## Collected data
START

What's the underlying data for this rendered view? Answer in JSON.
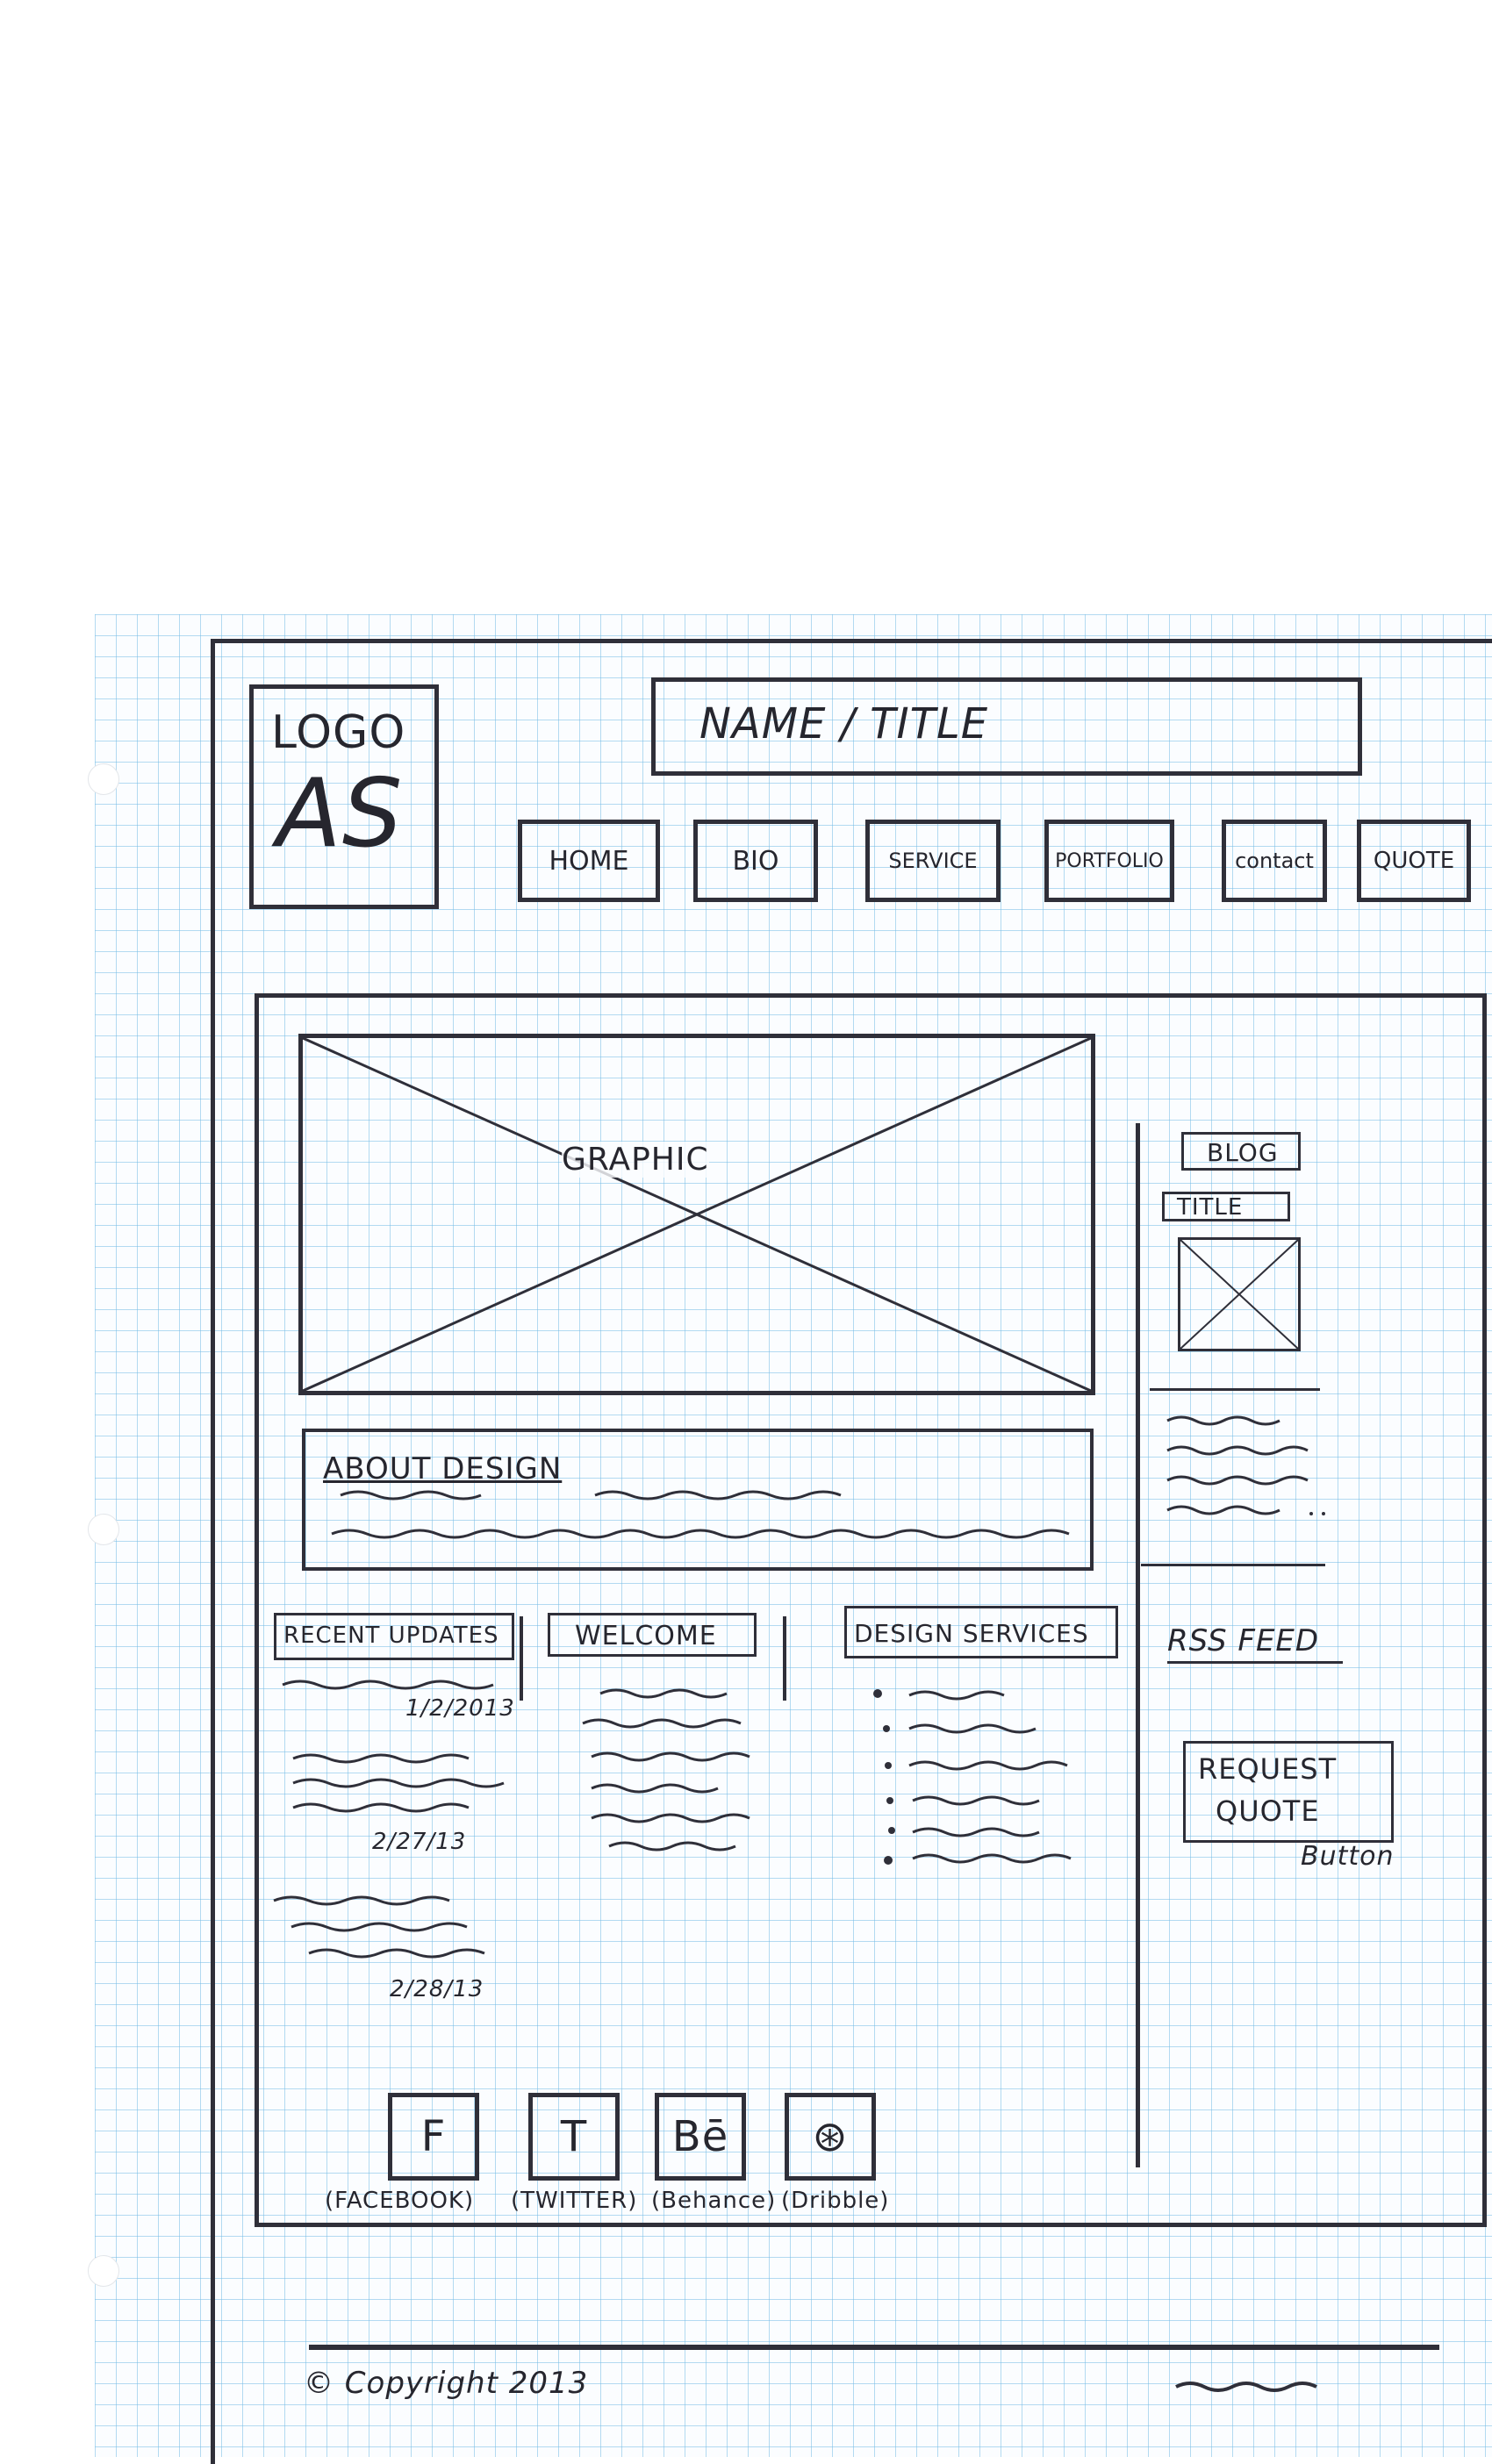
{
  "header": {
    "logo_text": "LOGO",
    "logo_initials": "AS",
    "name_title": "NAME / TITLE"
  },
  "nav": {
    "items": [
      {
        "label": "HOME"
      },
      {
        "label": "BIO"
      },
      {
        "label": "SERVICE"
      },
      {
        "label": "PORTFOLIO"
      },
      {
        "label": "contact"
      },
      {
        "label": "QUOTE"
      }
    ]
  },
  "hero": {
    "graphic_label": "GRAPHIC"
  },
  "about": {
    "title": "ABOUT DESIGN"
  },
  "sidebar": {
    "blog_label": "BLOG",
    "blog_title": "TITLE",
    "rss_label": "RSS FEED",
    "quote_button_line1": "REQUEST",
    "quote_button_line2": "QUOTE",
    "quote_button_note": "Button"
  },
  "recent_updates": {
    "title": "RECENT UPDATES",
    "dates": [
      "1/2/2013",
      "2/27/13",
      "2/28/13"
    ]
  },
  "welcome": {
    "title": "WELCOME"
  },
  "design_services": {
    "title": "DESIGN SERVICES"
  },
  "social": {
    "items": [
      {
        "glyph": "F",
        "caption": "(FACEBOOK)"
      },
      {
        "glyph": "T",
        "caption": "(TWITTER)"
      },
      {
        "glyph": "Bē",
        "caption": "(Behance)"
      },
      {
        "glyph": "⊛",
        "caption": "(Dribble)"
      }
    ]
  },
  "footer": {
    "copyright": "© Copyright 2013"
  },
  "colors": {
    "ink": "#2f2f39",
    "grid": "#78bee6",
    "paper": "#fbfdff"
  }
}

END

## STATED EXERCISE
What is needed is an exact reproduction of the data, pictures excluded.

## OUTPUT FOR THIS EXERCISE
What's the underlying data for this rendered view? Answer in JSON.
{
  "header": {
    "logo_text": "LOGO",
    "logo_initials": "AS",
    "name_title": "NAME / TITLE"
  },
  "nav": {
    "items": [
      {
        "label": "HOME"
      },
      {
        "label": "BIO"
      },
      {
        "label": "SERVICE"
      },
      {
        "label": "PORTFOLIO"
      },
      {
        "label": "contact"
      },
      {
        "label": "QUOTE"
      }
    ]
  },
  "hero": {
    "graphic_label": "GRAPHIC"
  },
  "about": {
    "title": "ABOUT DESIGN"
  },
  "sidebar": {
    "blog_label": "BLOG",
    "blog_title": "TITLE",
    "rss_label": "RSS FEED",
    "quote_button_line1": "REQUEST",
    "quote_button_line2": "QUOTE",
    "quote_button_note": "Button"
  },
  "recent_updates": {
    "title": "RECENT UPDATES",
    "dates": [
      "1/2/2013",
      "2/27/13",
      "2/28/13"
    ]
  },
  "welcome": {
    "title": "WELCOME"
  },
  "design_services": {
    "title": "DESIGN SERVICES"
  },
  "social": {
    "items": [
      {
        "glyph": "F",
        "caption": "(FACEBOOK)"
      },
      {
        "glyph": "T",
        "caption": "(TWITTER)"
      },
      {
        "glyph": "Bē",
        "caption": "(Behance)"
      },
      {
        "glyph": "⊛",
        "caption": "(Dribble)"
      }
    ]
  },
  "footer": {
    "copyright": "© Copyright 2013"
  },
  "colors": {
    "ink": "#2f2f39",
    "grid": "#78bee6",
    "paper": "#fbfdff"
  }
}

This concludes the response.